#### STATED TASK
Quote, without change, all of the lines that follow.

═════ SOURCE MATERIAL

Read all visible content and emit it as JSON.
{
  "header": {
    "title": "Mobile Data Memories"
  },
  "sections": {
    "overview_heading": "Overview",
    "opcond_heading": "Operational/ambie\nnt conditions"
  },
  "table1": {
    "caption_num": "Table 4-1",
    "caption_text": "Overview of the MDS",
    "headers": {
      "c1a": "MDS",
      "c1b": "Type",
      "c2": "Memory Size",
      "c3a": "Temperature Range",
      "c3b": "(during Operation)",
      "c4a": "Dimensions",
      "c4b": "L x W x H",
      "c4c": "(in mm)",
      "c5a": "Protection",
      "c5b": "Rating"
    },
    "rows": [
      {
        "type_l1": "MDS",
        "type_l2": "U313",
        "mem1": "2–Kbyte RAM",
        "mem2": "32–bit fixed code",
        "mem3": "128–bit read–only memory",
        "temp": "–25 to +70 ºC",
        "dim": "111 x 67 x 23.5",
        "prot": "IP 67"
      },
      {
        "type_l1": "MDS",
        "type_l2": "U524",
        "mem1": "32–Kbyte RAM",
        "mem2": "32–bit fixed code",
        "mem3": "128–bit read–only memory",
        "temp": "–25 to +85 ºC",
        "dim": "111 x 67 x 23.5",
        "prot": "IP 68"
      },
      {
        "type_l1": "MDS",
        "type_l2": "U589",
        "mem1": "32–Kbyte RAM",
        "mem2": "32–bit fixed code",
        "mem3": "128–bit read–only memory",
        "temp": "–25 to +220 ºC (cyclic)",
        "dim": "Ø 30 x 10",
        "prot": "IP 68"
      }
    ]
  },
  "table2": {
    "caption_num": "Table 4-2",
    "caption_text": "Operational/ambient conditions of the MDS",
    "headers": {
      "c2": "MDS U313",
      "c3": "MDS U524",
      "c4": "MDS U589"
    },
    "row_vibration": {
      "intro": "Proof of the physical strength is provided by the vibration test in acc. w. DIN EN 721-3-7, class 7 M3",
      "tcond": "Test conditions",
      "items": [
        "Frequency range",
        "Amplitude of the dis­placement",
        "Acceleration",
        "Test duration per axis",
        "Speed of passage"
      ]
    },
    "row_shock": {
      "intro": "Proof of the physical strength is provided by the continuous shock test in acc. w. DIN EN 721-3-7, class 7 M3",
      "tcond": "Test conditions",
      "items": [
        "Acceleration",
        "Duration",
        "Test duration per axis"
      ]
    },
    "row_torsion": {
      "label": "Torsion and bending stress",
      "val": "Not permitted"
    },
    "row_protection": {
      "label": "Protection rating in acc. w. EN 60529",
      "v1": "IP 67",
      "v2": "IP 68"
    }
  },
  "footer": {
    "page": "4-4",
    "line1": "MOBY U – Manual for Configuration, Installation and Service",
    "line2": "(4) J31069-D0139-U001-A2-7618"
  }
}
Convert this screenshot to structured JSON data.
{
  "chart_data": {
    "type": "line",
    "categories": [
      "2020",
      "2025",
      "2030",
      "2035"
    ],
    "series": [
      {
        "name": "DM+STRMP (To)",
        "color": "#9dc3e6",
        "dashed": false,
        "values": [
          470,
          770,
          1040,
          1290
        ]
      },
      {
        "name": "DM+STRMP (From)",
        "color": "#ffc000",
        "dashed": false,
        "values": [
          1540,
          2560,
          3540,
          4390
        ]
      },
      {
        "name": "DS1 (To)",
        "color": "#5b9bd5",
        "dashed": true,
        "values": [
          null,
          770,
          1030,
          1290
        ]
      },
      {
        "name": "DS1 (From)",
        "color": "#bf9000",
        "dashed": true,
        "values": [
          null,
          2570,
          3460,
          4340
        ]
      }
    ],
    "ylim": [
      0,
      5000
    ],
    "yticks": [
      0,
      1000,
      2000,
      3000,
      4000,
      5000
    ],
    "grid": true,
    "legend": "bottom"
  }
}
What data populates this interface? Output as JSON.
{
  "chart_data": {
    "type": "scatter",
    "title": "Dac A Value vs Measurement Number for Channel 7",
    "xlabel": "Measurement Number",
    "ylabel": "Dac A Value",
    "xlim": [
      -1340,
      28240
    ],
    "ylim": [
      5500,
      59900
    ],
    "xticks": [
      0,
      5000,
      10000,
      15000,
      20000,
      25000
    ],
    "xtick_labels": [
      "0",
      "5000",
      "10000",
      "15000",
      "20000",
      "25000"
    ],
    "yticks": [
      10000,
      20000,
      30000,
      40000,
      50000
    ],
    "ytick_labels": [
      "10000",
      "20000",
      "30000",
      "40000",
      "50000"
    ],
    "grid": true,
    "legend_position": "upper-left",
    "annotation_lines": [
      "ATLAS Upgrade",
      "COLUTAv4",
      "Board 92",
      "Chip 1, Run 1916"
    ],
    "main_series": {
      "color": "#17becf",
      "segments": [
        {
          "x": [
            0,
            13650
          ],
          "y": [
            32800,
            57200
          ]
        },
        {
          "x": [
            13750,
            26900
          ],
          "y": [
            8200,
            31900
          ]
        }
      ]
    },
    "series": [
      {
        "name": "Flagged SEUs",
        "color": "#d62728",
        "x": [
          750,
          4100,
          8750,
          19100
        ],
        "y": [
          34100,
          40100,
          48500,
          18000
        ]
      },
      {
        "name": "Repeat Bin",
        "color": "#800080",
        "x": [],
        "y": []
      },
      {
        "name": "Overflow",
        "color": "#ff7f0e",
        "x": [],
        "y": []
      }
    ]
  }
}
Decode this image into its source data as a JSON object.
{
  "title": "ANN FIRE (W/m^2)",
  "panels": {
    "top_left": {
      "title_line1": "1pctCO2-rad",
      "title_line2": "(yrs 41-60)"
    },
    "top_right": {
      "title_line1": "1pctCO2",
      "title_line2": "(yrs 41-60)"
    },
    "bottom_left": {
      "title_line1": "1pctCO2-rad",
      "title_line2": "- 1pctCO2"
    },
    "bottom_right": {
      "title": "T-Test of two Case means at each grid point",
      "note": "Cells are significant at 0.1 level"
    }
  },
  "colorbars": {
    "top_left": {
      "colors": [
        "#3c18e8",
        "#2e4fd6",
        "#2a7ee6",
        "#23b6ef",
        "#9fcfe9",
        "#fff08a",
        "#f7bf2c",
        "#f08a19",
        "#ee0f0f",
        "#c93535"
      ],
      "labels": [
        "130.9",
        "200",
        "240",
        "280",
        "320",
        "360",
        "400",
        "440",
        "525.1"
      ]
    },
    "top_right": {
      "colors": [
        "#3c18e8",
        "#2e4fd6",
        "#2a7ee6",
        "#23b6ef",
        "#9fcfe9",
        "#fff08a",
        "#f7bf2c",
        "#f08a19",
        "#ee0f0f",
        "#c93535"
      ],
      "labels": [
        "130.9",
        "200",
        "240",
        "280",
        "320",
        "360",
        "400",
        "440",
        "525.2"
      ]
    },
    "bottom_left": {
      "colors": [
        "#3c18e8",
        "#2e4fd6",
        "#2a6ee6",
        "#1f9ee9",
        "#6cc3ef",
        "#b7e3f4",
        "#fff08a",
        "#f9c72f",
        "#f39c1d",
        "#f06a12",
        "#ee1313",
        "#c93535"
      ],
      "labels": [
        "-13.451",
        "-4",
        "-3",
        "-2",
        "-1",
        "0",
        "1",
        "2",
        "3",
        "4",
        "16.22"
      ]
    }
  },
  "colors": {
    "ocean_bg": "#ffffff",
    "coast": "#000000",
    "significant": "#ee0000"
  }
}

══════════

#### REPLY
Read all visible content and emit it as JSON.
{
  "header": {
    "title": "Mobile Data Memories"
  },
  "sections": {
    "overview_heading": "Overview",
    "opcond_heading": "Operational/ambie\nnt conditions"
  },
  "table1": {
    "caption_num": "Table 4-1",
    "caption_text": "Overview of the MDS",
    "headers": {
      "c1a": "MDS",
      "c1b": "Type",
      "c2": "Memory Size",
      "c3a": "Temperature Range",
      "c3b": "(during Operation)",
      "c4a": "Dimensions",
      "c4b": "L x W x H",
      "c4c": "(in mm)",
      "c5a": "Protection",
      "c5b": "Rating"
    },
    "rows": [
      {
        "type_l1": "MDS",
        "type_l2": "U313",
        "mem1": "2–Kbyte RAM",
        "mem2": "32–bit fixed code",
        "mem3": "128–bit read–only memory",
        "temp": "–25 to +70 ºC",
        "dim": "111 x 67 x 23.5",
        "prot": "IP 67"
      },
      {
        "type_l1": "MDS",
        "type_l2": "U524",
        "mem1": "32–Kbyte RAM",
        "mem2": "32–bit fixed code",
        "mem3": "128–bit read–only memory",
        "temp": "–25 to +85 ºC",
        "dim": "111 x 67 x 23.5",
        "prot": "IP 68"
      },
      {
        "type_l1": "MDS",
        "type_l2": "U589",
        "mem1": "32–Kbyte RAM",
        "mem2": "32–bit fixed code",
        "mem3": "128–bit read–only memory",
        "temp": "–25 to +220 ºC (cyclic)",
        "dim": "Ø 30 x 10",
        "prot": "IP 68"
      }
    ]
  },
  "table2": {
    "caption_num": "Table 4-2",
    "caption_text": "Operational/ambient conditions of the MDS",
    "headers": {
      "c2": "MDS U313",
      "c3": "MDS U524",
      "c4": "MDS U589"
    },
    "row_vibration": {
      "intro": "Proof of the physical strength is provided by the vibration test in acc. w. DIN EN 721-3-7, class 7 M3",
      "tcond": "Test conditions",
      "items": [
        "Frequency range",
        "Amplitude of the dis­placement",
        "Acceleration",
        "Test duration per axis",
        "Speed of passage"
      ]
    },
    "row_shock": {
      "intro": "Proof of the physical strength is provided by the continuous shock test in acc. w. DIN EN 721-3-7, class 7 M3",
      "tcond": "Test conditions",
      "items": [
        "Acceleration",
        "Duration",
        "Test duration per axis"
      ]
    },
    "row_torsion": {
      "label": "Torsion and bending stress",
      "val": "Not permitted"
    },
    "row_protection": {
      "label": "Protection rating in acc. w. EN 60529",
      "v1": "IP 67",
      "v2": "IP 68"
    }
  },
  "footer": {
    "page": "4-4",
    "line1": "MOBY U – Manual for Configuration, Installation and Service",
    "line2": "(4) J31069-D0139-U001-A2-7618"
  }
}
Convert this screenshot to structured JSON data.
{
  "chart_data": {
    "type": "line",
    "categories": [
      "2020",
      "2025",
      "2030",
      "2035"
    ],
    "series": [
      {
        "name": "DM+STRMP (To)",
        "color": "#9dc3e6",
        "dashed": false,
        "values": [
          470,
          770,
          1040,
          1290
        ]
      },
      {
        "name": "DM+STRMP (From)",
        "color": "#ffc000",
        "dashed": false,
        "values": [
          1540,
          2560,
          3540,
          4390
        ]
      },
      {
        "name": "DS1 (To)",
        "color": "#5b9bd5",
        "dashed": true,
        "values": [
          null,
          770,
          1030,
          1290
        ]
      },
      {
        "name": "DS1 (From)",
        "color": "#bf9000",
        "dashed": true,
        "values": [
          null,
          2570,
          3460,
          4340
        ]
      }
    ],
    "ylim": [
      0,
      5000
    ],
    "yticks": [
      0,
      1000,
      2000,
      3000,
      4000,
      5000
    ],
    "grid": true,
    "legend": "bottom"
  }
}
What data populates this interface? Output as JSON.
{
  "chart_data": {
    "type": "scatter",
    "title": "Dac A Value vs Measurement Number for Channel 7",
    "xlabel": "Measurement Number",
    "ylabel": "Dac A Value",
    "xlim": [
      -1340,
      28240
    ],
    "ylim": [
      5500,
      59900
    ],
    "xticks": [
      0,
      5000,
      10000,
      15000,
      20000,
      25000
    ],
    "xtick_labels": [
      "0",
      "5000",
      "10000",
      "15000",
      "20000",
      "25000"
    ],
    "yticks": [
      10000,
      20000,
      30000,
      40000,
      50000
    ],
    "ytick_labels": [
      "10000",
      "20000",
      "30000",
      "40000",
      "50000"
    ],
    "grid": true,
    "legend_position": "upper-left",
    "annotation_lines": [
      "ATLAS Upgrade",
      "COLUTAv4",
      "Board 92",
      "Chip 1, Run 1916"
    ],
    "main_series": {
      "color": "#17becf",
      "segments": [
        {
          "x": [
            0,
            13650
          ],
          "y": [
            32800,
            57200
          ]
        },
        {
          "x": [
            13750,
            26900
          ],
          "y": [
            8200,
            31900
          ]
        }
      ]
    },
    "series": [
      {
        "name": "Flagged SEUs",
        "color": "#d62728",
        "x": [
          750,
          4100,
          8750,
          19100
        ],
        "y": [
          34100,
          40100,
          48500,
          18000
        ]
      },
      {
        "name": "Repeat Bin",
        "color": "#800080",
        "x": [],
        "y": []
      },
      {
        "name": "Overflow",
        "color": "#ff7f0e",
        "x": [],
        "y": []
      }
    ]
  }
}
Decode this image into its source data as a JSON object.
{
  "title": "ANN FIRE (W/m^2)",
  "panels": {
    "top_left": {
      "title_line1": "1pctCO2-rad",
      "title_line2": "(yrs 41-60)"
    },
    "top_right": {
      "title_line1": "1pctCO2",
      "title_line2": "(yrs 41-60)"
    },
    "bottom_left": {
      "title_line1": "1pctCO2-rad",
      "title_line2": "- 1pctCO2"
    },
    "bottom_right": {
      "title": "T-Test of two Case means at each grid point",
      "note": "Cells are significant at 0.1 level"
    }
  },
  "colorbars": {
    "top_left": {
      "colors": [
        "#3c18e8",
        "#2e4fd6",
        "#2a7ee6",
        "#23b6ef",
        "#9fcfe9",
        "#fff08a",
        "#f7bf2c",
        "#f08a19",
        "#ee0f0f",
        "#c93535"
      ],
      "labels": [
        "130.9",
        "200",
        "240",
        "280",
        "320",
        "360",
        "400",
        "440",
        "525.1"
      ]
    },
    "top_right": {
      "colors": [
        "#3c18e8",
        "#2e4fd6",
        "#2a7ee6",
        "#23b6ef",
        "#9fcfe9",
        "#fff08a",
        "#f7bf2c",
        "#f08a19",
        "#ee0f0f",
        "#c93535"
      ],
      "labels": [
        "130.9",
        "200",
        "240",
        "280",
        "320",
        "360",
        "400",
        "440",
        "525.2"
      ]
    },
    "bottom_left": {
      "colors": [
        "#3c18e8",
        "#2e4fd6",
        "#2a6ee6",
        "#1f9ee9",
        "#6cc3ef",
        "#b7e3f4",
        "#fff08a",
        "#f9c72f",
        "#f39c1d",
        "#f06a12",
        "#ee1313",
        "#c93535"
      ],
      "labels": [
        "-13.451",
        "-4",
        "-3",
        "-2",
        "-1",
        "0",
        "1",
        "2",
        "3",
        "4",
        "16.22"
      ]
    }
  },
  "colors": {
    "ocean_bg": "#ffffff",
    "coast": "#000000",
    "significant": "#ee0000"
  }
}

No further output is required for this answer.